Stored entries
--- --- ---
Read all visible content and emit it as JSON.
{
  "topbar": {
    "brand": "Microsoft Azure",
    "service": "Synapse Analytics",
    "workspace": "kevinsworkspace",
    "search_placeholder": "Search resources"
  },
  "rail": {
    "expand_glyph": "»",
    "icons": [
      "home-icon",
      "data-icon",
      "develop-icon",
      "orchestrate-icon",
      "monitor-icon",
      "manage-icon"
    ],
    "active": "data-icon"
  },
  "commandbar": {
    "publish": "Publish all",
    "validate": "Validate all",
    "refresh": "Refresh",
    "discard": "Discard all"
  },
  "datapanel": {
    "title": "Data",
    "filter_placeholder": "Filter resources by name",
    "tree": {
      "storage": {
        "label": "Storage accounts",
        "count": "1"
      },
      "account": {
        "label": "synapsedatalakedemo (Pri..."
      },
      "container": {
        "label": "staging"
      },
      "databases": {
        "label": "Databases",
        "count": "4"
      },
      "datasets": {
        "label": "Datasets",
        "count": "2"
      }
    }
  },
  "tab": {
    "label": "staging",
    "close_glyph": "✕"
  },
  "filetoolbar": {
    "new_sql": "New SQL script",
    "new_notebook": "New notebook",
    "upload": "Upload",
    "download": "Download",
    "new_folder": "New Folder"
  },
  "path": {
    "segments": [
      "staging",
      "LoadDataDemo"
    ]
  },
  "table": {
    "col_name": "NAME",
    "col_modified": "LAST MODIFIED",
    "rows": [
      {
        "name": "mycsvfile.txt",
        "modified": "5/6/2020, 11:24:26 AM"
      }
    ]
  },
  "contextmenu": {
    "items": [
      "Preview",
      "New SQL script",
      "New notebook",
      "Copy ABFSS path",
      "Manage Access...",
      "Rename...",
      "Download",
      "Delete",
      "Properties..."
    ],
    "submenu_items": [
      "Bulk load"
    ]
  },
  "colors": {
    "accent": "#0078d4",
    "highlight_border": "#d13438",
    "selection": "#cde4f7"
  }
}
--- --- ---
● **The task**
Can you reproduce all the material exactly?

● **Task response**
Read all visible content and emit it as JSON.
{
  "topbar": {
    "brand": "Microsoft Azure",
    "service": "Synapse Analytics",
    "workspace": "kevinsworkspace",
    "search_placeholder": "Search resources"
  },
  "rail": {
    "expand_glyph": "»",
    "icons": [
      "home-icon",
      "data-icon",
      "develop-icon",
      "orchestrate-icon",
      "monitor-icon",
      "manage-icon"
    ],
    "active": "data-icon"
  },
  "commandbar": {
    "publish": "Publish all",
    "validate": "Validate all",
    "refresh": "Refresh",
    "discard": "Discard all"
  },
  "datapanel": {
    "title": "Data",
    "filter_placeholder": "Filter resources by name",
    "tree": {
      "storage": {
        "label": "Storage accounts",
        "count": "1"
      },
      "account": {
        "label": "synapsedatalakedemo (Pri..."
      },
      "container": {
        "label": "staging"
      },
      "databases": {
        "label": "Databases",
        "count": "4"
      },
      "datasets": {
        "label": "Datasets",
        "count": "2"
      }
    }
  },
  "tab": {
    "label": "staging",
    "close_glyph": "✕"
  },
  "filetoolbar": {
    "new_sql": "New SQL script",
    "new_notebook": "New notebook",
    "upload": "Upload",
    "download": "Download",
    "new_folder": "New Folder"
  },
  "path": {
    "segments": [
      "staging",
      "LoadDataDemo"
    ]
  },
  "table": {
    "col_name": "NAME",
    "col_modified": "LAST MODIFIED",
    "rows": [
      {
        "name": "mycsvfile.txt",
        "modified": "5/6/2020, 11:24:26 AM"
      }
    ]
  },
  "contextmenu": {
    "items": [
      "Preview",
      "New SQL script",
      "New notebook",
      "Copy ABFSS path",
      "Manage Access...",
      "Rename...",
      "Download",
      "Delete",
      "Properties..."
    ],
    "submenu_items": [
      "Bulk load"
    ]
  },
  "colors": {
    "accent": "#0078d4",
    "highlight_border": "#d13438",
    "selection": "#cde4f7"
  }
}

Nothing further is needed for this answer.